§ **Task to carry out**
Extract all records. Keep each one exact.

§ **Data in this exercise**
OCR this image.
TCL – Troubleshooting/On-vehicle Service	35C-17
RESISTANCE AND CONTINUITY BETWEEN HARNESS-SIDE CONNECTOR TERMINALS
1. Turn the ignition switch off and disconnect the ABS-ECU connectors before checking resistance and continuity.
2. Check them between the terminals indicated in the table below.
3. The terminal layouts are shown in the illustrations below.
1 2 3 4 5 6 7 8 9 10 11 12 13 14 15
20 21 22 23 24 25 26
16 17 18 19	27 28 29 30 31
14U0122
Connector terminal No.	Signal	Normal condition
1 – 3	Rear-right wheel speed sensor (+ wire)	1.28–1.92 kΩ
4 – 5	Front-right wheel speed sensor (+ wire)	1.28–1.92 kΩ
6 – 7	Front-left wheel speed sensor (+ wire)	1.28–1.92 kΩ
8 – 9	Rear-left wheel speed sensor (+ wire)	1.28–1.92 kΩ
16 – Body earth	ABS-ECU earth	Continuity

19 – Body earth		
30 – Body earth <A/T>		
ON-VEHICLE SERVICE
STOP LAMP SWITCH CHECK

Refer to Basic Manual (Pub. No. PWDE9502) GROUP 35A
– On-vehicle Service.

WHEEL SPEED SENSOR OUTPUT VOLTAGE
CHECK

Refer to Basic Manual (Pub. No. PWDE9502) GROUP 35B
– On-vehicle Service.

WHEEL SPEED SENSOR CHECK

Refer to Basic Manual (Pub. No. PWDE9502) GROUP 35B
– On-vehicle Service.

§ **Answer**
OCR this image.
TCL – Troubleshooting/On-vehicle Service	35C-17
RESISTANCE AND CONTINUITY BETWEEN HARNESS-SIDE CONNECTOR TERMINALS
1. Turn the ignition switch off and disconnect the ABS-ECU connectors before checking resistance and continuity.
2. Check them between the terminals indicated in the table below.
3. The terminal layouts are shown in the illustrations below.
1 2 3 4 5 6 7 8 9 10 11 12 13 14 15
20 21 22 23 24 25 26
16 17 18 19	27 28 29 30 31
14U0122
Connector terminal No.	Signal	Normal condition
1 – 3	Rear-right wheel speed sensor (+ wire)	1.28–1.92 kΩ
4 – 5	Front-right wheel speed sensor (+ wire)	1.28–1.92 kΩ
6 – 7	Front-left wheel speed sensor (+ wire)	1.28–1.92 kΩ
8 – 9	Rear-left wheel speed sensor (+ wire)	1.28–1.92 kΩ
16 – Body earth	ABS-ECU earth	Continuity

19 – Body earth		
30 – Body earth <A/T>		
ON-VEHICLE SERVICE
STOP LAMP SWITCH CHECK

Refer to Basic Manual (Pub. No. PWDE9502) GROUP 35A
– On-vehicle Service.

WHEEL SPEED SENSOR OUTPUT VOLTAGE
CHECK

Refer to Basic Manual (Pub. No. PWDE9502) GROUP 35B
– On-vehicle Service.

WHEEL SPEED SENSOR CHECK

Refer to Basic Manual (Pub. No. PWDE9502) GROUP 35B
– On-vehicle Service.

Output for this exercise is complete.